> _Problems_
[1] Using the film summary, explain why Geraldine doesn't know whether to trust the answer she gets when she calls home for help.
[2] Reproduce the stretch of the film summary from "Geraldine's Fortune is" through "by Michel Tremblay.", word for word.

> _Quoted text_
::::::::

Geraldine's Fortune is a 2004 Canadian comedy-drama film. It was directed by John N. Smith, written by Tim Burns and based on the play Les Belles-sœurs by Michel Tremblay.

Plot
Geraldine Liddle (Curtin) is a small town woman from New Brunswick who gains local fame as she is about to appear on a gameshow called Bring Home the Bacon (a show with a pig theme similar to Who Wants to Be a Millionaire?) with a top prize of $2 million dollars. As friends and family gather to watch Geraldine on television, family secrets come to surface and a physical fight occurs, bringing all the family and friends outdoors. As the fight is happening, Geraldine calls them for help with a question during the gameshow. After the question is asked, the scene turns back to the home where the fight is happening outdoors and where only Geraldine's elderly mother, who has less than her full faculties, is left alone, inside near the phone. The telephone rings and rings and rings, until finally she answers. Geraldine, realizing the senility of the woman, doesn't know whether to trust her answer. Geraldine and her husband return to announce whether she answered the question correctly or not, only to discover long buried family truths have come to light.

::::::::

> _Entries shown_
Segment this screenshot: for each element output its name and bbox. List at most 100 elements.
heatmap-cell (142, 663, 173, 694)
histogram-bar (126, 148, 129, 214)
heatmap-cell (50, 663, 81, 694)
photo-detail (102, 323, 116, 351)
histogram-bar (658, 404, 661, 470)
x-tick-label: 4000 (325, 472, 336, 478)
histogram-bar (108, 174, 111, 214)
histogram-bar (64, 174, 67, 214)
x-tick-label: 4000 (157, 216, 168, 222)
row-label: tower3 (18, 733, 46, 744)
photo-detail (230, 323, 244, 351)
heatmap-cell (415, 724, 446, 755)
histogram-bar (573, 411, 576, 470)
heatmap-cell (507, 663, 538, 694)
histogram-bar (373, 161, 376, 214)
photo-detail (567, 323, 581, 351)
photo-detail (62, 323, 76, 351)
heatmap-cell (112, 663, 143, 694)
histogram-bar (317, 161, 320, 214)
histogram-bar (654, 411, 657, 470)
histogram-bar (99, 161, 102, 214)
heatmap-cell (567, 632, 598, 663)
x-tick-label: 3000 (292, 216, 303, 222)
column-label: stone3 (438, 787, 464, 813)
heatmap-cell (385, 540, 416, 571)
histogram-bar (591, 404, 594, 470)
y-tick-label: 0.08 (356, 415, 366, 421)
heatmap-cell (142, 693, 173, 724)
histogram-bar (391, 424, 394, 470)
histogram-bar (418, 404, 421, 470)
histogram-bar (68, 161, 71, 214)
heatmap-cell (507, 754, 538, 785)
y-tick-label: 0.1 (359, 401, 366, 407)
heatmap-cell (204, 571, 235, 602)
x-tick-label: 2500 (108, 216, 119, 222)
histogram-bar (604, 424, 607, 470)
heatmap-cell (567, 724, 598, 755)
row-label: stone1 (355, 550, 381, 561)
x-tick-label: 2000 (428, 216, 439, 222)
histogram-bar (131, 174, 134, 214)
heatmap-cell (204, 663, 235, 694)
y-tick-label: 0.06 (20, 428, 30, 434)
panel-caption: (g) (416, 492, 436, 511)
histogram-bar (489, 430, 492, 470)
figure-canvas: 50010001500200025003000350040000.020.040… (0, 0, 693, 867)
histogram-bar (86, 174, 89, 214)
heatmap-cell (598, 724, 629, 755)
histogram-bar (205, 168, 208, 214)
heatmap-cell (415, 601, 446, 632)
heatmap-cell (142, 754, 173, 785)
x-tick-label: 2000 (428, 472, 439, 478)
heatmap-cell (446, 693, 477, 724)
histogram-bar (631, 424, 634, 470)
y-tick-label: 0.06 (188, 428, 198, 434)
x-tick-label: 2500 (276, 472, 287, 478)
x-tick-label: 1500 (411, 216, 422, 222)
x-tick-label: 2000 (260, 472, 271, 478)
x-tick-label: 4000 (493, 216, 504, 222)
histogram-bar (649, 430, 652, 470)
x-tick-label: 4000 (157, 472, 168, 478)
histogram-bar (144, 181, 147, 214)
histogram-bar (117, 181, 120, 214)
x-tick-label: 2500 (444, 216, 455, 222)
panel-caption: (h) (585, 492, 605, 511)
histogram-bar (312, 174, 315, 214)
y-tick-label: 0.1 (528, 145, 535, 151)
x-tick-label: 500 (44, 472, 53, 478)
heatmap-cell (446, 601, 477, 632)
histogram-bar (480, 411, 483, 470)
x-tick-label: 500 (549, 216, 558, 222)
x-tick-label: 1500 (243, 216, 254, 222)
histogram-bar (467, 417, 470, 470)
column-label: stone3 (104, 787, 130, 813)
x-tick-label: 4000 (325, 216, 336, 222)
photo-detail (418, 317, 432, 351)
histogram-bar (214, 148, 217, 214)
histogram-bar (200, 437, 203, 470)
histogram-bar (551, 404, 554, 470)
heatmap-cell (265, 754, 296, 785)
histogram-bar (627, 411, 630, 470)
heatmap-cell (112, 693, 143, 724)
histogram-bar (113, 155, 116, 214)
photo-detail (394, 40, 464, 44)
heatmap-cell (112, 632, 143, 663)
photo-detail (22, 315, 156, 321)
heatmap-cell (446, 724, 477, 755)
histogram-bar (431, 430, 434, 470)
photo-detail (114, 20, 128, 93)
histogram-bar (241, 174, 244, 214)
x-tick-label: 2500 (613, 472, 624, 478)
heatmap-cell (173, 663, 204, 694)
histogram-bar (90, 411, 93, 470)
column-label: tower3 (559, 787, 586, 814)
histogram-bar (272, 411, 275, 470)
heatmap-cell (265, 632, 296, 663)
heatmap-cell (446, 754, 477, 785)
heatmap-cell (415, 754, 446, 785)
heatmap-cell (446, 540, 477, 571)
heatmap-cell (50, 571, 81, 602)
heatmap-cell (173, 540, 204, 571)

::::::::

> _Task-by-task outputs_
[1] Her elderly mother, who has less than her full faculties, is the only one left inside near the phone and is the one who answers. Geraldine realizes the woman is senile, so she can't tell whether the answer is reliable.

[2]
Geraldine's Fortune is a 2004 Canadian comedy-drama film. It was directed by John N. Smith, written by Tim Burns and based on the play Les Belles-sœurs by Michel Tremblay.